** start of INPUT ROWS **

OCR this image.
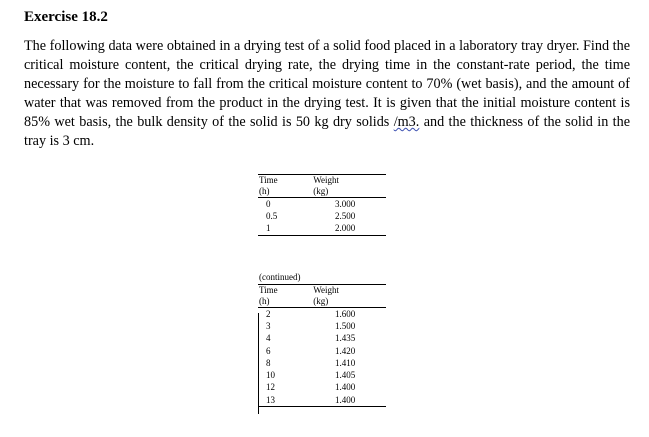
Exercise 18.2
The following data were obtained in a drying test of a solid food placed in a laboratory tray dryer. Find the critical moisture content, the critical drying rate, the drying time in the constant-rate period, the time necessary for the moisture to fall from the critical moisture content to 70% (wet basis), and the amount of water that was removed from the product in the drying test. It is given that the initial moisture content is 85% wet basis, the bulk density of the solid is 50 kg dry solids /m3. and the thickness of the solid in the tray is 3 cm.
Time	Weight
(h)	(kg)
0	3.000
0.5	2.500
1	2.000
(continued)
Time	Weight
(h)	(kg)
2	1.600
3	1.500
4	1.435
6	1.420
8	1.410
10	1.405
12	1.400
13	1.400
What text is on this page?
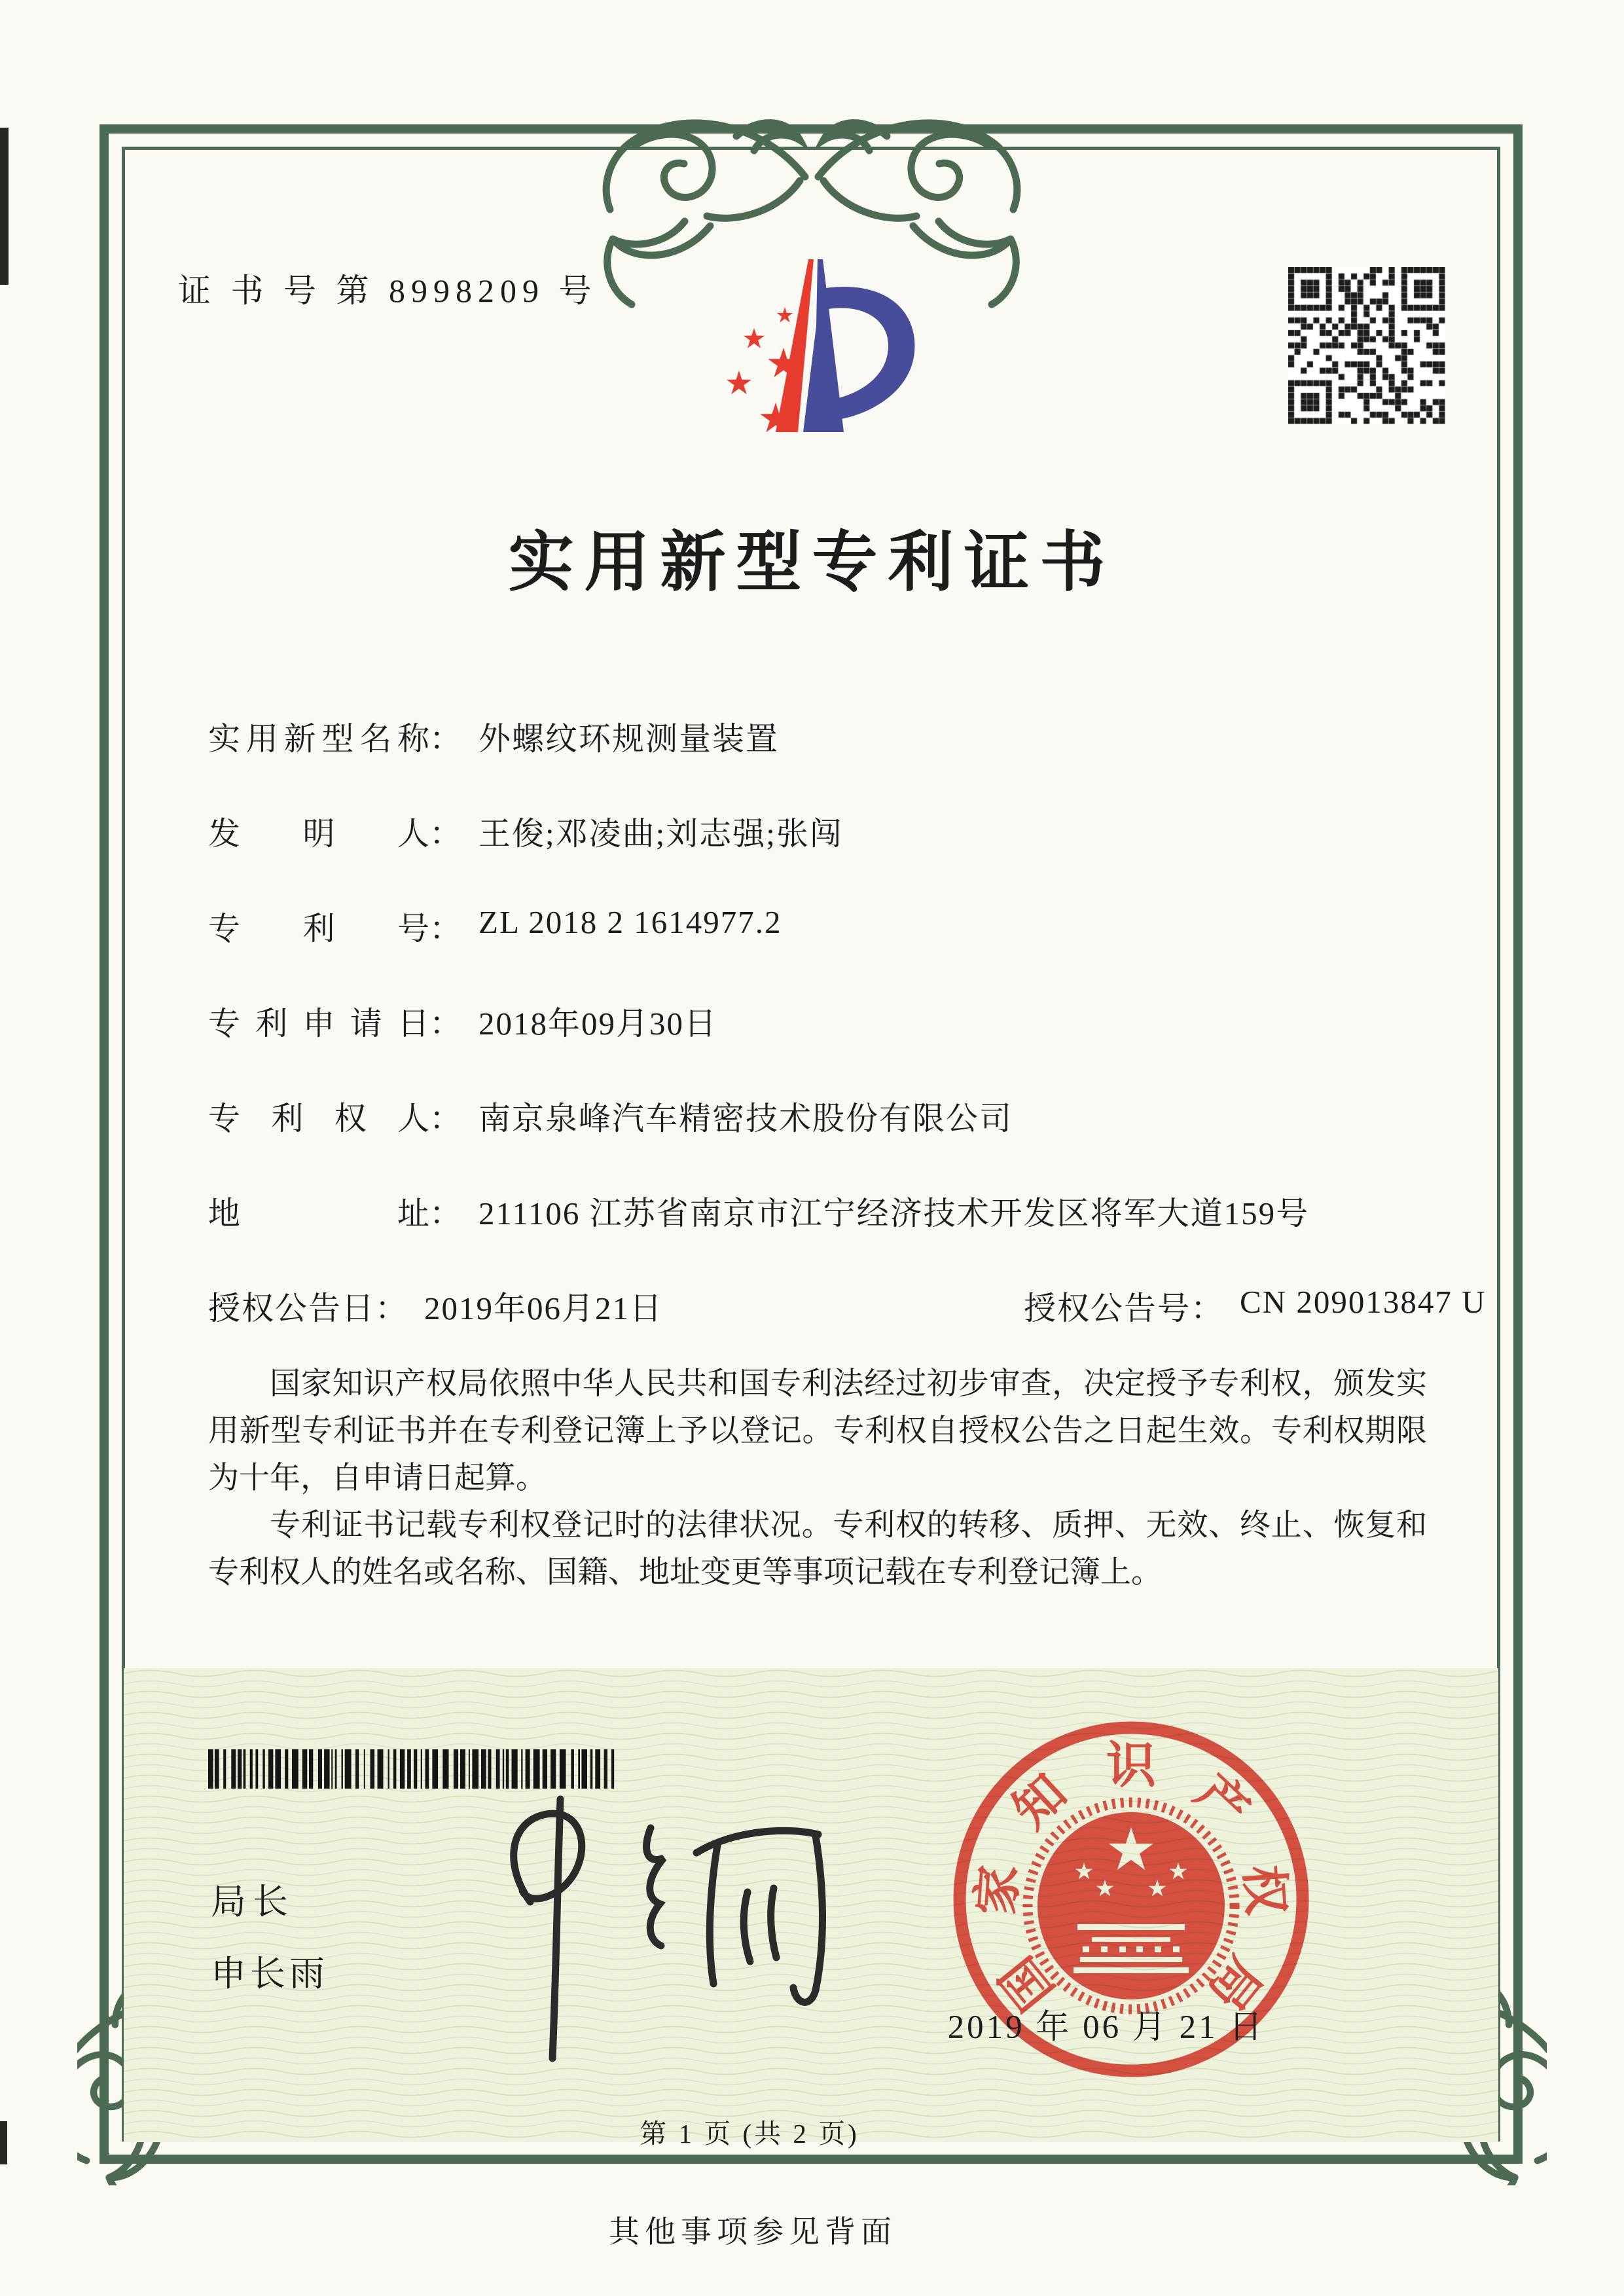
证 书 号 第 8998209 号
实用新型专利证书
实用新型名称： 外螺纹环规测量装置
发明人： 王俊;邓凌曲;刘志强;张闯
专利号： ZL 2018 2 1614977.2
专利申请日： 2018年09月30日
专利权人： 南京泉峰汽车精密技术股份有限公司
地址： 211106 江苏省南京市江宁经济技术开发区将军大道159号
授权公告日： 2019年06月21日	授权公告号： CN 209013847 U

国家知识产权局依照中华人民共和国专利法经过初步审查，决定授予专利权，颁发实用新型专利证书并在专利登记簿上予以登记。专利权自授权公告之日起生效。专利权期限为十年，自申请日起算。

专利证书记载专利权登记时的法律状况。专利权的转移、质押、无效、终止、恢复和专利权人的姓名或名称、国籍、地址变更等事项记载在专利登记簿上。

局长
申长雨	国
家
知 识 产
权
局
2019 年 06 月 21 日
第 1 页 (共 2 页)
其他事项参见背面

** end of INPUT ROWS **

→ WHAT TO DO:
Go through the listing above and return every line where the word "this" occurs.

→ THE ANSWER:
OCR this image.
What text is on this page?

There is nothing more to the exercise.